> GIVEN TASK
Print the records verbatim, beginning with their first line and ending with the line that contains "Circle shape xyxy=(63,200,71,204)".

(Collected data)
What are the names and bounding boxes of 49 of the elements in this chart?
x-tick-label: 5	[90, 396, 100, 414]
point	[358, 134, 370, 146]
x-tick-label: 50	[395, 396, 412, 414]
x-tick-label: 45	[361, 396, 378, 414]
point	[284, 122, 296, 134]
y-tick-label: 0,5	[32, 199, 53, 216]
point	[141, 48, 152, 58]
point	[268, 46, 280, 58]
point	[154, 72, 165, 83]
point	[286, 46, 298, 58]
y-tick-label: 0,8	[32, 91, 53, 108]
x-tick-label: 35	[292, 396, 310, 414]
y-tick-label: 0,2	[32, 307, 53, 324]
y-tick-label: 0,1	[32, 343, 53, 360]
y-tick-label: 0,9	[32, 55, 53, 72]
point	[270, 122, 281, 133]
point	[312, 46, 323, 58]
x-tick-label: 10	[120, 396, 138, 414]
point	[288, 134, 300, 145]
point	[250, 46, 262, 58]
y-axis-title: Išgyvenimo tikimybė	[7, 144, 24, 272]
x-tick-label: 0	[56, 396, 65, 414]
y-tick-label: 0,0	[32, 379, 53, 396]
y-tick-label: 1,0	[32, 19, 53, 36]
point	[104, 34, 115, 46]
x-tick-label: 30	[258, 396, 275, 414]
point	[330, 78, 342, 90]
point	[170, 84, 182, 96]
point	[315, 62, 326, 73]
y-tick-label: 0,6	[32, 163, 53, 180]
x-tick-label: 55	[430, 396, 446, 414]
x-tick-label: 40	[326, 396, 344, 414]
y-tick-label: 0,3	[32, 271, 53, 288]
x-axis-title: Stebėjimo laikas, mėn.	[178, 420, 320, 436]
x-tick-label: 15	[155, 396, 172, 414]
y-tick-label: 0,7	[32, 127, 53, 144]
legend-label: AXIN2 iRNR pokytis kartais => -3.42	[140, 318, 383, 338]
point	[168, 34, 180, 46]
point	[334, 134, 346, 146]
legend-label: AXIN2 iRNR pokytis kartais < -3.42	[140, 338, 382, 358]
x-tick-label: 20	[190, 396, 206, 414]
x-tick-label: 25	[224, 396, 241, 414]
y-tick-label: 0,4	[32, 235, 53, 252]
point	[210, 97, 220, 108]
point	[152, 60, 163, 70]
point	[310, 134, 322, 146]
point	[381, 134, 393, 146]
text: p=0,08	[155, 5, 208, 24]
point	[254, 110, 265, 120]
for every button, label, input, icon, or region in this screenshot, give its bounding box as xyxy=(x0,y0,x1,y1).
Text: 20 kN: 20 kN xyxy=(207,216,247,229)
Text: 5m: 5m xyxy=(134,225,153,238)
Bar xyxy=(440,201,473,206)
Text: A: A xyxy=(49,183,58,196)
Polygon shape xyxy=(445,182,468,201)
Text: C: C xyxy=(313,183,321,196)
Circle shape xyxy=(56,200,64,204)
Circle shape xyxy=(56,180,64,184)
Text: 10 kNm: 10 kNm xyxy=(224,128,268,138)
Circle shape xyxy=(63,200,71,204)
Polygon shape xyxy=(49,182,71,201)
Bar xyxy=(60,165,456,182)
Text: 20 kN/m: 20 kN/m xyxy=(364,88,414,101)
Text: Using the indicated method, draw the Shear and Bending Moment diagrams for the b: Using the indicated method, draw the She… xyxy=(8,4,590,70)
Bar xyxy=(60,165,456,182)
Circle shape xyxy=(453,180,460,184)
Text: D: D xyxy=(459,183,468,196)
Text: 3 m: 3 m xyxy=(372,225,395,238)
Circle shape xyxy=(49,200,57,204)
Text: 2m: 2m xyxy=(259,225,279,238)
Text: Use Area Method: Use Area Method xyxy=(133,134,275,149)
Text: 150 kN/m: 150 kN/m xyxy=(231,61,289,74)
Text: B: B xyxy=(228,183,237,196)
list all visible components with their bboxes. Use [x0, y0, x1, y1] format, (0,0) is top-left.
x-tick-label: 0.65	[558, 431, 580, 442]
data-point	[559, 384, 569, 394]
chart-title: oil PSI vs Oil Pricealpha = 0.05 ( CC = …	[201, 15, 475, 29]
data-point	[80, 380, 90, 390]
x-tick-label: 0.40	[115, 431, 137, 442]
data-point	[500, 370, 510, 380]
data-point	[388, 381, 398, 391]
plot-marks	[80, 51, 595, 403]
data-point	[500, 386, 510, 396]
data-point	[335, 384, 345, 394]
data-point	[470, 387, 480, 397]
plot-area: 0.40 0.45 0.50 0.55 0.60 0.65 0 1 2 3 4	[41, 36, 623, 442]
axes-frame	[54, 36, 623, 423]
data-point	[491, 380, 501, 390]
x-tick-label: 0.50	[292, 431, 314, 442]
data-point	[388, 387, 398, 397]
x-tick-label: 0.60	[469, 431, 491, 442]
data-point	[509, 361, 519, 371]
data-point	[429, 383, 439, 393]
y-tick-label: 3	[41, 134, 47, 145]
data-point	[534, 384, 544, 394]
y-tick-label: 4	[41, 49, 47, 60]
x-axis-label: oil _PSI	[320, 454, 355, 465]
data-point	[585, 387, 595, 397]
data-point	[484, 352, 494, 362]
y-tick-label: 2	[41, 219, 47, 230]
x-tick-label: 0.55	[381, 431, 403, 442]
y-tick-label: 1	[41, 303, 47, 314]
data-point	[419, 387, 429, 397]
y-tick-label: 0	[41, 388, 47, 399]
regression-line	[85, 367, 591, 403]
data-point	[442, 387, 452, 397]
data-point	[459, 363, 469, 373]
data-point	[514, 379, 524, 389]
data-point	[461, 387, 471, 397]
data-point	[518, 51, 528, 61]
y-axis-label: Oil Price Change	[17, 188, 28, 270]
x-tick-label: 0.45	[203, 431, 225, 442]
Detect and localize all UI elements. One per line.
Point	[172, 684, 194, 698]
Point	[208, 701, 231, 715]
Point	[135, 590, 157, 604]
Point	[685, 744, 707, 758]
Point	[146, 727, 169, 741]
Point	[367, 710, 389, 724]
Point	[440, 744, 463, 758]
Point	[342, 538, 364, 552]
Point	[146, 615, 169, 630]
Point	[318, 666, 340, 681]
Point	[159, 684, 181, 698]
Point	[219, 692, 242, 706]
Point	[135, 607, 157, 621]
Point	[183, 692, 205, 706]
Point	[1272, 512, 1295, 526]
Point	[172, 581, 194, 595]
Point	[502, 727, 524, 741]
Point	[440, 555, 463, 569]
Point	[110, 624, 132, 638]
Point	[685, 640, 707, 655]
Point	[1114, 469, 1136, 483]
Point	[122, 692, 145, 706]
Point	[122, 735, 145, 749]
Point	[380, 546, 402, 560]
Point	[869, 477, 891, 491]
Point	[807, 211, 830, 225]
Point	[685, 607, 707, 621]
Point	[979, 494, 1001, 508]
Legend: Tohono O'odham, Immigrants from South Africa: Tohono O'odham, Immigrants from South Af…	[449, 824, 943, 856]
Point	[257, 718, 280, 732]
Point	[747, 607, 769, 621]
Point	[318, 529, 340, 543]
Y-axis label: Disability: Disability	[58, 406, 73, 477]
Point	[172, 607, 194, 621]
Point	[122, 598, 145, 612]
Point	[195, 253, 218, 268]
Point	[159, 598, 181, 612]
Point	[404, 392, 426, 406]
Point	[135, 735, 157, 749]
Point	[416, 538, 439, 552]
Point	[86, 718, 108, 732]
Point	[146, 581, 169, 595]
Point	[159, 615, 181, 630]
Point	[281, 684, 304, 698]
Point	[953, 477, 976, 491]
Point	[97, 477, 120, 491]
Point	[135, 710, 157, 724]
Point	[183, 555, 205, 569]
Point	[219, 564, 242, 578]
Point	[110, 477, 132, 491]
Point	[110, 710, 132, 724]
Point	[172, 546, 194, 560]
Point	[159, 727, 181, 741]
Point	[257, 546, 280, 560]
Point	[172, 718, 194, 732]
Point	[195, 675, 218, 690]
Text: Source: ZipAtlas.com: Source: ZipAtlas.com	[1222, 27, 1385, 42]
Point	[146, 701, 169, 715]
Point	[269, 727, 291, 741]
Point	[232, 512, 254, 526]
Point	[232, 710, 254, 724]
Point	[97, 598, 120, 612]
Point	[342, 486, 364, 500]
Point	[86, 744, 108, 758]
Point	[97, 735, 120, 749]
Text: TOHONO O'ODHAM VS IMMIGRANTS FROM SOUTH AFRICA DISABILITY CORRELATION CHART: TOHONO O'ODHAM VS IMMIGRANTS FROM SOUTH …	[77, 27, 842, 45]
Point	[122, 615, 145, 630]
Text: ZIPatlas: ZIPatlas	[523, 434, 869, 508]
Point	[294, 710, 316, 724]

> RESPONSE TO THE TASK
What are the names and bounding boxes of 49 of the elements in this chart?
x-tick-label: 5	[90, 396, 100, 414]
point	[358, 134, 370, 146]
x-tick-label: 50	[395, 396, 412, 414]
x-tick-label: 45	[361, 396, 378, 414]
point	[284, 122, 296, 134]
y-tick-label: 0,5	[32, 199, 53, 216]
point	[141, 48, 152, 58]
point	[268, 46, 280, 58]
point	[154, 72, 165, 83]
point	[286, 46, 298, 58]
y-tick-label: 0,8	[32, 91, 53, 108]
x-tick-label: 35	[292, 396, 310, 414]
y-tick-label: 0,2	[32, 307, 53, 324]
y-tick-label: 0,1	[32, 343, 53, 360]
y-tick-label: 0,9	[32, 55, 53, 72]
point	[270, 122, 281, 133]
point	[312, 46, 323, 58]
x-tick-label: 10	[120, 396, 138, 414]
point	[288, 134, 300, 145]
point	[250, 46, 262, 58]
y-axis-title: Išgyvenimo tikimybė	[7, 144, 24, 272]
x-tick-label: 0	[56, 396, 65, 414]
y-tick-label: 0,0	[32, 379, 53, 396]
y-tick-label: 1,0	[32, 19, 53, 36]
point	[104, 34, 115, 46]
x-tick-label: 30	[258, 396, 275, 414]
point	[330, 78, 342, 90]
point	[170, 84, 182, 96]
point	[315, 62, 326, 73]
y-tick-label: 0,6	[32, 163, 53, 180]
x-tick-label: 55	[430, 396, 446, 414]
x-tick-label: 40	[326, 396, 344, 414]
y-tick-label: 0,3	[32, 271, 53, 288]
x-axis-title: Stebėjimo laikas, mėn.	[178, 420, 320, 436]
x-tick-label: 15	[155, 396, 172, 414]
y-tick-label: 0,7	[32, 127, 53, 144]
legend-label: AXIN2 iRNR pokytis kartais => -3.42	[140, 318, 383, 338]
point	[168, 34, 180, 46]
point	[334, 134, 346, 146]
legend-label: AXIN2 iRNR pokytis kartais < -3.42	[140, 338, 382, 358]
x-tick-label: 20	[190, 396, 206, 414]
x-tick-label: 25	[224, 396, 241, 414]
y-tick-label: 0,4	[32, 235, 53, 252]
point	[210, 97, 220, 108]
point	[152, 60, 163, 70]
point	[310, 134, 322, 146]
point	[381, 134, 393, 146]
text: p=0,08	[155, 5, 208, 24]
point	[254, 110, 265, 120]
for every button, label, input, icon, or region in this screenshot, give its bounding box as xyxy=(x0,y0,x1,y1).
Text: 20 kN: 20 kN xyxy=(207,216,247,229)
Text: 5m: 5m xyxy=(134,225,153,238)
Bar xyxy=(440,201,473,206)
Text: A: A xyxy=(49,183,58,196)
Polygon shape xyxy=(445,182,468,201)
Text: C: C xyxy=(313,183,321,196)
Circle shape xyxy=(56,200,64,204)
Circle shape xyxy=(56,180,64,184)
Text: 10 kNm: 10 kNm xyxy=(224,128,268,138)
Circle shape xyxy=(63,200,71,204)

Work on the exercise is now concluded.